[START]
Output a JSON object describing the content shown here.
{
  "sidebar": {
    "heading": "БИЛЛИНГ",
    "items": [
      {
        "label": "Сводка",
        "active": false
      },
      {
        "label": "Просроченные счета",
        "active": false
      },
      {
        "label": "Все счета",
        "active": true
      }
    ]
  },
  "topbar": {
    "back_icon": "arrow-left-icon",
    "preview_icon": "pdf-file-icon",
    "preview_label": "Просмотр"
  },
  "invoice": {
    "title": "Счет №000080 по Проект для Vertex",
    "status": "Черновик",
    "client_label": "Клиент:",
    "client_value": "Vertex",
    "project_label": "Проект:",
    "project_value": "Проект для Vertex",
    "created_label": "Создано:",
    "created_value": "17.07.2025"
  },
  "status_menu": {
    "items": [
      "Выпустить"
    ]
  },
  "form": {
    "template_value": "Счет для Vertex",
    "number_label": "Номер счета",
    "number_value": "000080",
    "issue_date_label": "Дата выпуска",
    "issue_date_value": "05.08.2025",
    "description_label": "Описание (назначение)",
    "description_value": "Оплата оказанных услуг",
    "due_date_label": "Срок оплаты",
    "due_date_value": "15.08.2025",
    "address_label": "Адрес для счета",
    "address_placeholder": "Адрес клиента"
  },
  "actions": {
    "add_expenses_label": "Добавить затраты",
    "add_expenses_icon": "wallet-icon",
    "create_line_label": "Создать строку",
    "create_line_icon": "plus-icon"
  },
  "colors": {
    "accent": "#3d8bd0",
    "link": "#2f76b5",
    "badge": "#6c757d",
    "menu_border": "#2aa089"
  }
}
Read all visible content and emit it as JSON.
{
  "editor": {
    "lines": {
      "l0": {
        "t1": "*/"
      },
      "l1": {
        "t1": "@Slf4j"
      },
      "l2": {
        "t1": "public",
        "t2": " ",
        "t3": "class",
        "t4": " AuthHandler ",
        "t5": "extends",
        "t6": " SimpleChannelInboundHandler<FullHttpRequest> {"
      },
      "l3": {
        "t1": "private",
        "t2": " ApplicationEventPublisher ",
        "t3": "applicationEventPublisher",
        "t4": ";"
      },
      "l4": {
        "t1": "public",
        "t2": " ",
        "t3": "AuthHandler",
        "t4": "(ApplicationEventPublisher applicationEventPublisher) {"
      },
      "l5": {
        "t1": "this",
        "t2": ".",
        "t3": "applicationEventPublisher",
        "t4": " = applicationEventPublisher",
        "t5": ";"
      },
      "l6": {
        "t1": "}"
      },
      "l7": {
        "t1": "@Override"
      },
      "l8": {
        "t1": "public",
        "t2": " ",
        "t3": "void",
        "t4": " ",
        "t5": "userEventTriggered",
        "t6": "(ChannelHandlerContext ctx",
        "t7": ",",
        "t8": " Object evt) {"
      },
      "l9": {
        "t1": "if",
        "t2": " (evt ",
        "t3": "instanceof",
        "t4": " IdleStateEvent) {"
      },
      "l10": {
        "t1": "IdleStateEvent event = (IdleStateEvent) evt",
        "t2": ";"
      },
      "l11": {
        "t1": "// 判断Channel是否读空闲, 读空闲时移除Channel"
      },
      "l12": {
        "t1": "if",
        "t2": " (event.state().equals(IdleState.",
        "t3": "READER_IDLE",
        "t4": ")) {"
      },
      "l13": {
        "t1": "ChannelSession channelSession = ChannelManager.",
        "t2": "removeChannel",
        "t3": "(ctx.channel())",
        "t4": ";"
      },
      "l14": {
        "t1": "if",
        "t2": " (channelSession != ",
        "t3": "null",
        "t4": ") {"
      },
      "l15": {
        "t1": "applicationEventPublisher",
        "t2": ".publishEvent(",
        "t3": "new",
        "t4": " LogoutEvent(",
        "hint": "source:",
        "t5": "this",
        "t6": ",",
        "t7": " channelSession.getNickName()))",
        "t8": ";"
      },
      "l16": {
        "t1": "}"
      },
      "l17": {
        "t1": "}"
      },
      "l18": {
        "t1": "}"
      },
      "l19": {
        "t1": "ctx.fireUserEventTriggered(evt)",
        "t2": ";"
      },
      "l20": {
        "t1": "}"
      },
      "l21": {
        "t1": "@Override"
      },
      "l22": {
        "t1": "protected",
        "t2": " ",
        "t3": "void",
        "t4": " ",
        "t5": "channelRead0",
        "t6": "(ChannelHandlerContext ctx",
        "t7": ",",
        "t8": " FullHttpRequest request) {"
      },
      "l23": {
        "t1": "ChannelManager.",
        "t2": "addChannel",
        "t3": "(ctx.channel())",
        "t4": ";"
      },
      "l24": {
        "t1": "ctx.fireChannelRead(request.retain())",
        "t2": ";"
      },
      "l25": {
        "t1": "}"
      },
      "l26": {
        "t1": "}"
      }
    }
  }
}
[END]
Task directions — Copy each line of the data above without altering a single character.

Solution for this problem —
Output a JSON object describing the content shown here.
{
  "sidebar": {
    "heading": "БИЛЛИНГ",
    "items": [
      {
        "label": "Сводка",
        "active": false
      },
      {
        "label": "Просроченные счета",
        "active": false
      },
      {
        "label": "Все счета",
        "active": true
      }
    ]
  },
  "topbar": {
    "back_icon": "arrow-left-icon",
    "preview_icon": "pdf-file-icon",
    "preview_label": "Просмотр"
  },
  "invoice": {
    "title": "Счет №000080 по Проект для Vertex",
    "status": "Черновик",
    "client_label": "Клиент:",
    "client_value": "Vertex",
    "project_label": "Проект:",
    "project_value": "Проект для Vertex",
    "created_label": "Создано:",
    "created_value": "17.07.2025"
  },
  "status_menu": {
    "items": [
      "Выпустить"
    ]
  },
  "form": {
    "template_value": "Счет для Vertex",
    "number_label": "Номер счета",
    "number_value": "000080",
    "issue_date_label": "Дата выпуска",
    "issue_date_value": "05.08.2025",
    "description_label": "Описание (назначение)",
    "description_value": "Оплата оказанных услуг",
    "due_date_label": "Срок оплаты",
    "due_date_value": "15.08.2025",
    "address_label": "Адрес для счета",
    "address_placeholder": "Адрес клиента"
  },
  "actions": {
    "add_expenses_label": "Добавить затраты",
    "add_expenses_icon": "wallet-icon",
    "create_line_label": "Создать строку",
    "create_line_icon": "plus-icon"
  },
  "colors": {
    "accent": "#3d8bd0",
    "link": "#2f76b5",
    "badge": "#6c757d",
    "menu_border": "#2aa089"
  }
}
Read all visible content and emit it as JSON.
{
  "editor": {
    "lines": {
      "l0": {
        "t1": "*/"
      },
      "l1": {
        "t1": "@Slf4j"
      },
      "l2": {
        "t1": "public",
        "t2": " ",
        "t3": "class",
        "t4": " AuthHandler ",
        "t5": "extends",
        "t6": " SimpleChannelInboundHandler<FullHttpRequest> {"
      },
      "l3": {
        "t1": "private",
        "t2": " ApplicationEventPublisher ",
        "t3": "applicationEventPublisher",
        "t4": ";"
      },
      "l4": {
        "t1": "public",
        "t2": " ",
        "t3": "AuthHandler",
        "t4": "(ApplicationEventPublisher applicationEventPublisher) {"
      },
      "l5": {
        "t1": "this",
        "t2": ".",
        "t3": "applicationEventPublisher",
        "t4": " = applicationEventPublisher",
        "t5": ";"
      },
      "l6": {
        "t1": "}"
      },
      "l7": {
        "t1": "@Override"
      },
      "l8": {
        "t1": "public",
        "t2": " ",
        "t3": "void",
        "t4": " ",
        "t5": "userEventTriggered",
        "t6": "(ChannelHandlerContext ctx",
        "t7": ",",
        "t8": " Object evt) {"
      },
      "l9": {
        "t1": "if",
        "t2": " (evt ",
        "t3": "instanceof",
        "t4": " IdleStateEvent) {"
      },
      "l10": {
        "t1": "IdleStateEvent event = (IdleStateEvent) evt",
        "t2": ";"
      },
      "l11": {
        "t1": "// 判断Channel是否读空闲, 读空闲时移除Channel"
      },
      "l12": {
        "t1": "if",
        "t2": " (event.state().equals(IdleState.",
        "t3": "READER_IDLE",
        "t4": ")) {"
      },
      "l13": {
        "t1": "ChannelSession channelSession = ChannelManager.",
        "t2": "removeChannel",
        "t3": "(ctx.channel())",
        "t4": ";"
      },
      "l14": {
        "t1": "if",
        "t2": " (channelSession != ",
        "t3": "null",
        "t4": ") {"
      },
      "l15": {
        "t1": "applicationEventPublisher",
        "t2": ".publishEvent(",
        "t3": "new",
        "t4": " LogoutEvent(",
        "hint": "source:",
        "t5": "this",
        "t6": ",",
        "t7": " channelSession.getNickName()))",
        "t8": ";"
      },
      "l16": {
        "t1": "}"
      },
      "l17": {
        "t1": "}"
      },
      "l18": {
        "t1": "}"
      },
      "l19": {
        "t1": "ctx.fireUserEventTriggered(evt)",
        "t2": ";"
      },
      "l20": {
        "t1": "}"
      },
      "l21": {
        "t1": "@Override"
      },
      "l22": {
        "t1": "protected",
        "t2": " ",
        "t3": "void",
        "t4": " ",
        "t5": "channelRead0",
        "t6": "(ChannelHandlerContext ctx",
        "t7": ",",
        "t8": " FullHttpRequest request) {"
      },
      "l23": {
        "t1": "ChannelManager.",
        "t2": "addChannel",
        "t3": "(ctx.channel())",
        "t4": ";"
      },
      "l24": {
        "t1": "ctx.fireChannelRead(request.retain())",
        "t2": ";"
      },
      "l25": {
        "t1": "}"
      },
      "l26": {
        "t1": "}"
      }
    }
  }
}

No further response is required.